Dataset items
★ ★ ★ ★

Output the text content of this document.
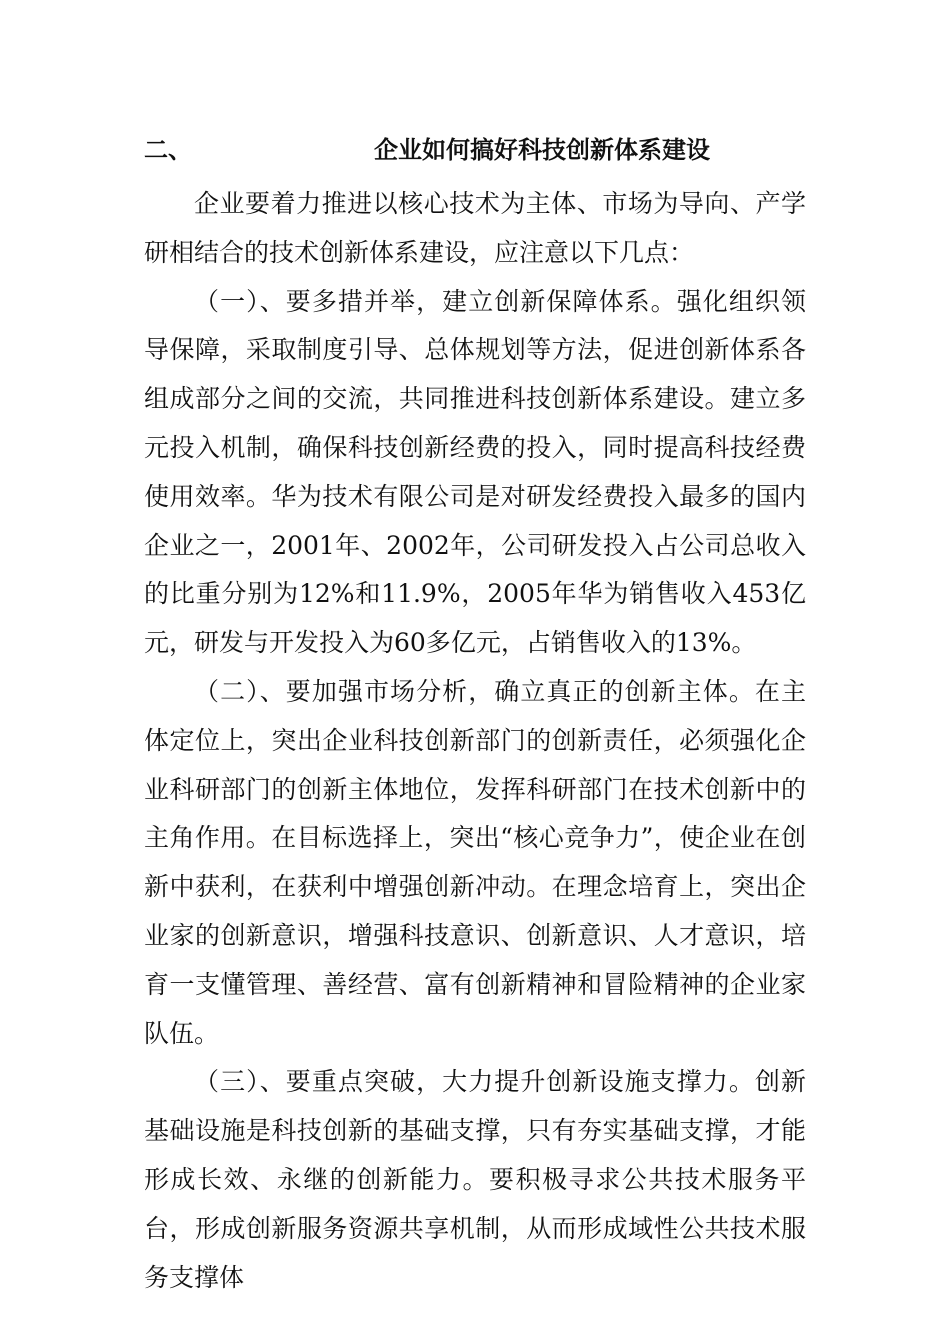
二、	企业如何搞好科技创新体系建设

企业要着力推进以核心技术为主体、市场为导向、产学研相结合的技术创新体系建设，应注意以下几点：

（一）、要多措并举，建立创新保障体系。强化组织领导保障，采取制度引导、总体规划等方法，促进创新体系各组成部分之间的交流，共同推进科技创新体系建设。建立多元投入机制，确保科技创新经费的投入，同时提高科技经费使用效率。华为技术有限公司是对研发经费投入最多的国内企业之一，2001年、2002年，公司研发投入占公司总收入的比重分别为12%和11.9%，2005年华为销售收入453亿元，研发与开发投入为60多亿元，占销售收入的13%。

（二）、要加强市场分析，确立真正的创新主体。在主体定位上，突出企业科技创新部门的创新责任，必须强化企业科研部门的创新主体地位，发挥科研部门在技术创新中的主角作用。在目标选择上，突出“核心竞争力”，使企业在创新中获利，在获利中增强创新冲动。在理念培育上，突出企业家的创新意识，增强科技意识、创新意识、人才意识，培育一支懂管理、善经营、富有创新精神和冒险精神的企业家队伍。

（三）、要重点突破，大力提升创新设施支撑力。创新基础设施是科技创新的基础支撑，只有夯实基础支撑，才能形成长效、永继的创新能力。要积极寻求公共技术服务平台，形成创新服务资源共享机制，从而形成域性公共技术服务支撑体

★ ★ ★ ★

Work to do: All of the data above should be transcribed verbatim, with pictures omitted.

Full response:
Output the text content of this document.
二、	企业如何搞好科技创新体系建设

企业要着力推进以核心技术为主体、市场为导向、产学研相结合的技术创新体系建设，应注意以下几点：

（一）、要多措并举，建立创新保障体系。强化组织领导保障，采取制度引导、总体规划等方法，促进创新体系各组成部分之间的交流，共同推进科技创新体系建设。建立多元投入机制，确保科技创新经费的投入，同时提高科技经费使用效率。华为技术有限公司是对研发经费投入最多的国内企业之一，2001年、2002年，公司研发投入占公司总收入的比重分别为12%和11.9%，2005年华为销售收入453亿元，研发与开发投入为60多亿元，占销售收入的13%。

（二）、要加强市场分析，确立真正的创新主体。在主体定位上，突出企业科技创新部门的创新责任，必须强化企业科研部门的创新主体地位，发挥科研部门在技术创新中的主角作用。在目标选择上，突出“核心竞争力”，使企业在创新中获利，在获利中增强创新冲动。在理念培育上，突出企业家的创新意识，增强科技意识、创新意识、人才意识，培育一支懂管理、善经营、富有创新精神和冒险精神的企业家队伍。

（三）、要重点突破，大力提升创新设施支撑力。创新基础设施是科技创新的基础支撑，只有夯实基础支撑，才能形成长效、永继的创新能力。要积极寻求公共技术服务平台，形成创新服务资源共享机制，从而形成域性公共技术服务支撑体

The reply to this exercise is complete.